■ Problems and tasks:
**a.** In the letter to D.L.D. below, what was the writer watching while running past the swans that morning?
**b.** Decide whether each statement agrees with the letter to D.L.D. below. Answer yes or no for each, and quote the exact words of the letter that decide it.
(i) The writer has started writing again.
(ii) The writer reports that Socrates was said to be a kind man.
(iii) The letter is signed "Ren."
**c.** Retype everything in the letter to D.L.D. below, from "I was watching" down to "of the world.".

■ Passage provided:
+ + + + +

Dear D.L.D.,
I have been wondering what would happen if I showed up on your doorstep. Bleeding, and wearing clothes that were too small. How I would want you to take me in and guide me. Accept me, despite our disagreements. You could have mothered me, as you were never mothered, as I was never.
I was watching the sun rise over the lake this morning, running past the swans – butt-up along the shore – wondering if you would have turned me away. How it would have been to vie for attention among all of the unbalanced people walking in and out of the basements and the sheds in your part of the world.
I wondered if you would bring me a bowl of fruit. Sit me in front of the computer and tell me to write.
Or forbid me to write.
I am, you know: writing again. Working backwards and picking up breadcrumbs from the decades I have moved through. Remembering what it was to write before the fear of expectations. Before I felt I had to explain.
Sometimes – just sometimes – I envy young people their hubris. The more we know, the more we know we do not know. How to marry that knowledge with daring? Socrates did it, right?
They say he was a jerk.
And you – and me – we are too open with ourselves, and our opinions. I was wondering if you knew the last time you stepped off the stagecoach, it was the last time? If when you took to the room in the hospital you founded, you knew you would become a foundling again?
The blind leading the blind somewhere in the labyrinth.
Respectfully,
Ren
“Remembering what is was to write before the fear of expectations.” I tried copying that whole paragraph-beautiful. This summer I’m being reminded again and again of states of being or stages of life which came without restrictions, most of which I can only guess we tend to impose on ourselves.

+ + + + +

■ Records:
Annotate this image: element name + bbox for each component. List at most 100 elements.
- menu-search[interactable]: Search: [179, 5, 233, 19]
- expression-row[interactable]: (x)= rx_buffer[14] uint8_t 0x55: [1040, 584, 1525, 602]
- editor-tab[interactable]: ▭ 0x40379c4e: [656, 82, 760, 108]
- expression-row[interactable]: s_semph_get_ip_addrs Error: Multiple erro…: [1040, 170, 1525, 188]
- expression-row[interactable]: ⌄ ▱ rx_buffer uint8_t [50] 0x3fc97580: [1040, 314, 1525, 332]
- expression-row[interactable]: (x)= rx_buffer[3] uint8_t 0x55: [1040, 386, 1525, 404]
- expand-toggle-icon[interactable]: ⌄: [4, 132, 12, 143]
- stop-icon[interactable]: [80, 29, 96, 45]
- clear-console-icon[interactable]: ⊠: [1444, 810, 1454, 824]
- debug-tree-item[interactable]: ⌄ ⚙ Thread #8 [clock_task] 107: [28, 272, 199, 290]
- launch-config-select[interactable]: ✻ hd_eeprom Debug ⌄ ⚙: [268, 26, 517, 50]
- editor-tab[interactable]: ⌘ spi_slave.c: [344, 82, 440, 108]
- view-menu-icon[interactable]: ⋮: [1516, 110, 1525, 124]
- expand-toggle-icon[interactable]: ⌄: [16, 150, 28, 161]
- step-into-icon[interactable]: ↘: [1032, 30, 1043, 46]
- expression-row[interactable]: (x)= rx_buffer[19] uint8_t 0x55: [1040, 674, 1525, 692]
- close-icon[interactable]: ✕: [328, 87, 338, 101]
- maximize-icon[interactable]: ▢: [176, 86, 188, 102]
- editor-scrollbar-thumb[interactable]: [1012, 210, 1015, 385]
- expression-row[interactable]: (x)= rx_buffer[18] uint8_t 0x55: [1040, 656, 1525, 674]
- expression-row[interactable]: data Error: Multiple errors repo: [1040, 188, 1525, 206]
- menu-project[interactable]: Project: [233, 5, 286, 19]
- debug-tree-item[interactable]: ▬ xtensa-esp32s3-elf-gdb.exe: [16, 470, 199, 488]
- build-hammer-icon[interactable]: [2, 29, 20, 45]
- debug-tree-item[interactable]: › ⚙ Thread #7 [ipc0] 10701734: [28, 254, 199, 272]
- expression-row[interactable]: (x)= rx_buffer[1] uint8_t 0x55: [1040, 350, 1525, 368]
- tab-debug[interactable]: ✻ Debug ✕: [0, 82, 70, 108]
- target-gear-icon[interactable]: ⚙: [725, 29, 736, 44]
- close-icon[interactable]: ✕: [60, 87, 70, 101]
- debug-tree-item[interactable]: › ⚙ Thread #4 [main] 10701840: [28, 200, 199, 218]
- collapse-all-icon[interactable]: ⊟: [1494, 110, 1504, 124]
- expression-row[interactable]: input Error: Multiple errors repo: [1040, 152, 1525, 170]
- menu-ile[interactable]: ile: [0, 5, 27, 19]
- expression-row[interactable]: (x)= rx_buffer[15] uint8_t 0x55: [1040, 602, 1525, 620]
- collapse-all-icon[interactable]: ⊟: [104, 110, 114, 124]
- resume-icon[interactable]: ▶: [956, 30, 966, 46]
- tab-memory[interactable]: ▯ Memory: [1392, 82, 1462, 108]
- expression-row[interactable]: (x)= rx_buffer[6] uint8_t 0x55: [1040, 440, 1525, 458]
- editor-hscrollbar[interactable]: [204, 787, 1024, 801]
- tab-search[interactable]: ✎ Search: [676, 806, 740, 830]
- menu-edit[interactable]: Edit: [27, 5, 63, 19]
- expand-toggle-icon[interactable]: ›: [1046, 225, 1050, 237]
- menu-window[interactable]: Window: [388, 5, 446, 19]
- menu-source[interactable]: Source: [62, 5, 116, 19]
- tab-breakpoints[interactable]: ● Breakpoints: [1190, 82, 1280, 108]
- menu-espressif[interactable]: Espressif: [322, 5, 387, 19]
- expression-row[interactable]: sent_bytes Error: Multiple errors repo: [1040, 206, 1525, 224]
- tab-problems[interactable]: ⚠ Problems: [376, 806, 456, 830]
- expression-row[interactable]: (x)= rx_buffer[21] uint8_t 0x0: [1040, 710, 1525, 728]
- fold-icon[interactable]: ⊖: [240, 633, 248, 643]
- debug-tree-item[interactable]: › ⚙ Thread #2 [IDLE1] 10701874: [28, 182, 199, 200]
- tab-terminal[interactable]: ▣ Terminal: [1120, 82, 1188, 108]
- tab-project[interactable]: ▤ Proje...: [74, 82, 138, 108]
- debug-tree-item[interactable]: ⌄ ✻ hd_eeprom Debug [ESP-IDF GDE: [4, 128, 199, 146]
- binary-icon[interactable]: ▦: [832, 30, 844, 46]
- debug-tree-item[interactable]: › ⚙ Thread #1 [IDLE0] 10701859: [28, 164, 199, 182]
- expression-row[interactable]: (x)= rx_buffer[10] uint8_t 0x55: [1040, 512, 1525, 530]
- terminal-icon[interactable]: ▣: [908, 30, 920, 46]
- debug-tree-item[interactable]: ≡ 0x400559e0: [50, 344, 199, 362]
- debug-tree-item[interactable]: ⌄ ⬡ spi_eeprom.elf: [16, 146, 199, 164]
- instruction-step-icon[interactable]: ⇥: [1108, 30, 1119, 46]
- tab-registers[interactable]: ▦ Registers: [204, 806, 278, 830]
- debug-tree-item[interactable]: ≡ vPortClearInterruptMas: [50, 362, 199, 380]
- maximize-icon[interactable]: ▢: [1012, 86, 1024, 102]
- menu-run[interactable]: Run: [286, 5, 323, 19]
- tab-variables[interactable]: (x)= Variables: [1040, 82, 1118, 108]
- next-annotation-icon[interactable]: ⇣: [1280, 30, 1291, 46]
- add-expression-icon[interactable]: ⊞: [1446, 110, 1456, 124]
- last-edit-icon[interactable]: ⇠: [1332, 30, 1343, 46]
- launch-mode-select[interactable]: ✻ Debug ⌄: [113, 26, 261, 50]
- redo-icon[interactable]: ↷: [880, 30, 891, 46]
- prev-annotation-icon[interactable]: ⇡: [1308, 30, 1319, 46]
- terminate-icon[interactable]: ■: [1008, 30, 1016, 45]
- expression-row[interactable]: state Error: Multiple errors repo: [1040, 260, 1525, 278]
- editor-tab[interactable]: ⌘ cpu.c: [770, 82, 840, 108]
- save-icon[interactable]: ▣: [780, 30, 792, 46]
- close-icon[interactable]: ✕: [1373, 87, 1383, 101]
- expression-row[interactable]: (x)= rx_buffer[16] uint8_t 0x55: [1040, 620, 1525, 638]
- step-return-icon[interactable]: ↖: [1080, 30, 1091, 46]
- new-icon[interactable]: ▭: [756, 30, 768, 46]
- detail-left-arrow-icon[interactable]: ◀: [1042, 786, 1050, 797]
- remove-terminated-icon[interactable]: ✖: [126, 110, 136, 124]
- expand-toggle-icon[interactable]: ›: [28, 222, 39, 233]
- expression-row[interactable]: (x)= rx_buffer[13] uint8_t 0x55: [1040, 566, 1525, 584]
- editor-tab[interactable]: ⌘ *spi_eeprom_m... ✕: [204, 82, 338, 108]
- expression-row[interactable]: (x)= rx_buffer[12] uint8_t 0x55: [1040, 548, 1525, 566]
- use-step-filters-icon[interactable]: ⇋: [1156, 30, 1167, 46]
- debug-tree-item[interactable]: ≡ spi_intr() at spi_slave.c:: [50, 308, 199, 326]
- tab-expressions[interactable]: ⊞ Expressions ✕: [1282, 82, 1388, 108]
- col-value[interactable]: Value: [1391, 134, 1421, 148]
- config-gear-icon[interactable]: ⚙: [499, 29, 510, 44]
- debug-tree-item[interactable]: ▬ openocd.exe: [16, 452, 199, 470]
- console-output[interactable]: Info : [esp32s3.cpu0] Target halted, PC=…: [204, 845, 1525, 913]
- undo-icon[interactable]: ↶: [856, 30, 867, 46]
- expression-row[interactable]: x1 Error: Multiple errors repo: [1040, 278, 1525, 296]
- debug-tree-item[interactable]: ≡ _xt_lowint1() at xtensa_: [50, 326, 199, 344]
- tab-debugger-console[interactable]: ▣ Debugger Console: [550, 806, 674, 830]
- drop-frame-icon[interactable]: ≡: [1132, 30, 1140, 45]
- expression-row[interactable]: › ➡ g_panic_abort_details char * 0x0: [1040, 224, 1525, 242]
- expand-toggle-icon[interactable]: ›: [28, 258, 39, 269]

+ + + + +

■ Set of answers:
**a.** The sun rising over the lake.

**b.**
(i) Yes: "I am, you know: writing again."
(ii) No: "They say he was a jerk."
(iii) Yes: "Respectfully, Ren"

**c.**
I was watching the sun rise over the lake this morning, running past the swans – butt-up along the shore – wondering if you would have turned me away. How it would have been to vie for attention among all of the unbalanced people walking in and out of the basements and the sheds in your part of the world.